◆ **AIM**
Your task is to gather the lines below that hold the string "name".
[START]
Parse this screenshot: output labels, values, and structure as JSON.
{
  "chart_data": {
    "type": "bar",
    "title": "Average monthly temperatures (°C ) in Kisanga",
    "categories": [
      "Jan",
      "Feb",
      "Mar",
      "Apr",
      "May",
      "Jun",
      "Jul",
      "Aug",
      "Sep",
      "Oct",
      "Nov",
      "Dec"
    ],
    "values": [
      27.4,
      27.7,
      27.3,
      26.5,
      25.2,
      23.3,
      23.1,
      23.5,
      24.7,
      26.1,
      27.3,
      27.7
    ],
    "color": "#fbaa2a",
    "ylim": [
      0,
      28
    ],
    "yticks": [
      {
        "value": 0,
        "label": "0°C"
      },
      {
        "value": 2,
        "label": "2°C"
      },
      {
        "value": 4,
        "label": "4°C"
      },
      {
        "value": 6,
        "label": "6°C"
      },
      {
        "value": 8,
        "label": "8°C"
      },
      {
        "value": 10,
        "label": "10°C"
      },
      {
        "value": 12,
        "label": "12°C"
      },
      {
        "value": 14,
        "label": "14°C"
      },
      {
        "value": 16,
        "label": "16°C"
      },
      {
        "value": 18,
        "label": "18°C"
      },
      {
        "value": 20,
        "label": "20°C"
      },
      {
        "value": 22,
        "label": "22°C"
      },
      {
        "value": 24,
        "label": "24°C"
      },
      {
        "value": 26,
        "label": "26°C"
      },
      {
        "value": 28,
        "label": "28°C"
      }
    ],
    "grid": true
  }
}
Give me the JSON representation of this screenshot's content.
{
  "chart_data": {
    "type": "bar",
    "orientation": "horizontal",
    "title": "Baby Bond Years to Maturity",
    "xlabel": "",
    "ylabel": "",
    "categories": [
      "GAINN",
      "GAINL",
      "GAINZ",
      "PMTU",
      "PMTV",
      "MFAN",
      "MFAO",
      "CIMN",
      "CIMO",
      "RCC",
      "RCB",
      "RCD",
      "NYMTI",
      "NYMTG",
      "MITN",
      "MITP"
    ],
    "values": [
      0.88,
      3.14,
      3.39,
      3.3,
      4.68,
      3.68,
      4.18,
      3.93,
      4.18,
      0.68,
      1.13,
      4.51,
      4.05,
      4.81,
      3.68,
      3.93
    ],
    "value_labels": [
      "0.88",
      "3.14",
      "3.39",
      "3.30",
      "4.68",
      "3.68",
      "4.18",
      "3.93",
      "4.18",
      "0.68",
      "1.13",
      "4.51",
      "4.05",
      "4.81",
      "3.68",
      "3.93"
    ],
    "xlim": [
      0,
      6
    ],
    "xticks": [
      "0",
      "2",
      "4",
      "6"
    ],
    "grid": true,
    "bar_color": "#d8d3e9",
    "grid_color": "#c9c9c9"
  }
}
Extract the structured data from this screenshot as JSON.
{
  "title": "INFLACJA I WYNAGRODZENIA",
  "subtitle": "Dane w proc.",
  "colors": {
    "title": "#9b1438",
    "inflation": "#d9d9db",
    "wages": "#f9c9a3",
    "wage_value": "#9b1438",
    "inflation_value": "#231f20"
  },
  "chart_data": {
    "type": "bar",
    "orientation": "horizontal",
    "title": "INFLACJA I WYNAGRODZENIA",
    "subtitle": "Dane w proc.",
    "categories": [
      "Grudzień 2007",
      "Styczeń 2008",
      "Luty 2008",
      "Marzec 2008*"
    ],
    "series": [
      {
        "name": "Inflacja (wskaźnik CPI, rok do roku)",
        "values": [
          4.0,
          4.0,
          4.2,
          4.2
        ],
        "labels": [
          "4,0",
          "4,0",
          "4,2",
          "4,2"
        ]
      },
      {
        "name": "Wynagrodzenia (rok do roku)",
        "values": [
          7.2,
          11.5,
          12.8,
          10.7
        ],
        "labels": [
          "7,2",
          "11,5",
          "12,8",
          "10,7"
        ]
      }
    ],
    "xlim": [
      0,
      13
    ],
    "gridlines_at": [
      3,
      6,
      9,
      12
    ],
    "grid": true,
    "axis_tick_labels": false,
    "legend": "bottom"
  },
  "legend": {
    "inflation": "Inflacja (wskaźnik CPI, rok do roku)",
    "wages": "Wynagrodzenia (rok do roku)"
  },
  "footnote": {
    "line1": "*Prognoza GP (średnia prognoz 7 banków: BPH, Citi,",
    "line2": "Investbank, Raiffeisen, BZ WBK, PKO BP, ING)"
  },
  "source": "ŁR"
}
[END]
◆ **ANSWER TO THIS TASK**
        "name": "Inflacja (wskaźnik CPI, rok do roku)",
        "name": "Wynagrodzenia (rok do roku)",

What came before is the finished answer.